Stored items
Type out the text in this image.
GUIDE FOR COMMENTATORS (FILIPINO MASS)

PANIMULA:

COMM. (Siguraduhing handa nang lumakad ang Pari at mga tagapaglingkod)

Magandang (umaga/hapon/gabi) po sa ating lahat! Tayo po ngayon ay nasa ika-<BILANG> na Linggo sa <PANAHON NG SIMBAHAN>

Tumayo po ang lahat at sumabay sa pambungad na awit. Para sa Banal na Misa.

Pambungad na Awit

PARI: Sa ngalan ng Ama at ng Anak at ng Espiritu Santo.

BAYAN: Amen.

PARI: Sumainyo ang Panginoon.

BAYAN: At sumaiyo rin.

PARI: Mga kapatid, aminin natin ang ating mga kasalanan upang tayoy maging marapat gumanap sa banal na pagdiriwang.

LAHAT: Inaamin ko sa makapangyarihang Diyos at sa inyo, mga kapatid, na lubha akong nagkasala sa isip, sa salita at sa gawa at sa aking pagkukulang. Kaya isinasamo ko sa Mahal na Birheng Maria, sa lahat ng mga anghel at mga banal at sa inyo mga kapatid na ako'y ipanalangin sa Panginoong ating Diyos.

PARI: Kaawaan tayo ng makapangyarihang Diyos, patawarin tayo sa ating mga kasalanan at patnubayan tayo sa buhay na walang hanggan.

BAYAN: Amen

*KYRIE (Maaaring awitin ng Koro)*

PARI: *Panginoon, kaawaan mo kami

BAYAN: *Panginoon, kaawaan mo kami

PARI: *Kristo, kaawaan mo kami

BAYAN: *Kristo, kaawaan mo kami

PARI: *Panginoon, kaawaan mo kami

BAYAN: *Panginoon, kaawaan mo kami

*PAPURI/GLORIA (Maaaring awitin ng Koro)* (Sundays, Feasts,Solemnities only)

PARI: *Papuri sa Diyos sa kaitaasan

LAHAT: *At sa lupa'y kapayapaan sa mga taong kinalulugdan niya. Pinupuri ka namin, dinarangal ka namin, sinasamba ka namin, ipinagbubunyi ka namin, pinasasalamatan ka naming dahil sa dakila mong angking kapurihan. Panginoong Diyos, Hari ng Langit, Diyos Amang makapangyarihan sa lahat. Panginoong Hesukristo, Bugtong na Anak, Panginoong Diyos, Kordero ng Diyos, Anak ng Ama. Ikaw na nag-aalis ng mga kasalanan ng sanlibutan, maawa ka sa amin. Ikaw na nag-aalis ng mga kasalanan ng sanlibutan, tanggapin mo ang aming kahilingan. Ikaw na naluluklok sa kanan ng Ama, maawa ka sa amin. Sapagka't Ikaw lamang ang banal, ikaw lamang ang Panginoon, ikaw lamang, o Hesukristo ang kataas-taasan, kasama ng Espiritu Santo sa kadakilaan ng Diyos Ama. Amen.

◆ **Problem to solve**
Print the material above once more, exactly.

◆ **Result of the exercise**
Type out the text in this image.
GUIDE FOR COMMENTATORS (FILIPINO MASS)

PANIMULA:

COMM. (Siguraduhing handa nang lumakad ang Pari at mga tagapaglingkod)

Magandang (umaga/hapon/gabi) po sa ating lahat! Tayo po ngayon ay nasa ika-<BILANG> na Linggo sa <PANAHON NG SIMBAHAN>

Tumayo po ang lahat at sumabay sa pambungad na awit. Para sa Banal na Misa.

Pambungad na Awit

PARI: Sa ngalan ng Ama at ng Anak at ng Espiritu Santo.

BAYAN: Amen.

PARI: Sumainyo ang Panginoon.

BAYAN: At sumaiyo rin.

PARI: Mga kapatid, aminin natin ang ating mga kasalanan upang tayoy maging marapat gumanap sa banal na pagdiriwang.

LAHAT: Inaamin ko sa makapangyarihang Diyos at sa inyo, mga kapatid, na lubha akong nagkasala sa isip, sa salita at sa gawa at sa aking pagkukulang. Kaya isinasamo ko sa Mahal na Birheng Maria, sa lahat ng mga anghel at mga banal at sa inyo mga kapatid na ako'y ipanalangin sa Panginoong ating Diyos.

PARI: Kaawaan tayo ng makapangyarihang Diyos, patawarin tayo sa ating mga kasalanan at patnubayan tayo sa buhay na walang hanggan.

BAYAN: Amen

*KYRIE (Maaaring awitin ng Koro)*

PARI: *Panginoon, kaawaan mo kami

BAYAN: *Panginoon, kaawaan mo kami

PARI: *Kristo, kaawaan mo kami

BAYAN: *Kristo, kaawaan mo kami

PARI: *Panginoon, kaawaan mo kami

BAYAN: *Panginoon, kaawaan mo kami

*PAPURI/GLORIA (Maaaring awitin ng Koro)* (Sundays, Feasts,Solemnities only)

PARI: *Papuri sa Diyos sa kaitaasan

LAHAT: *At sa lupa'y kapayapaan sa mga taong kinalulugdan niya. Pinupuri ka namin, dinarangal ka namin, sinasamba ka namin, ipinagbubunyi ka namin, pinasasalamatan ka naming dahil sa dakila mong angking kapurihan. Panginoong Diyos, Hari ng Langit, Diyos Amang makapangyarihan sa lahat. Panginoong Hesukristo, Bugtong na Anak, Panginoong Diyos, Kordero ng Diyos, Anak ng Ama. Ikaw na nag-aalis ng mga kasalanan ng sanlibutan, maawa ka sa amin. Ikaw na nag-aalis ng mga kasalanan ng sanlibutan, tanggapin mo ang aming kahilingan. Ikaw na naluluklok sa kanan ng Ama, maawa ka sa amin. Sapagka't Ikaw lamang ang banal, ikaw lamang ang Panginoon, ikaw lamang, o Hesukristo ang kataas-taasan, kasama ng Espiritu Santo sa kadakilaan ng Diyos Ama. Amen.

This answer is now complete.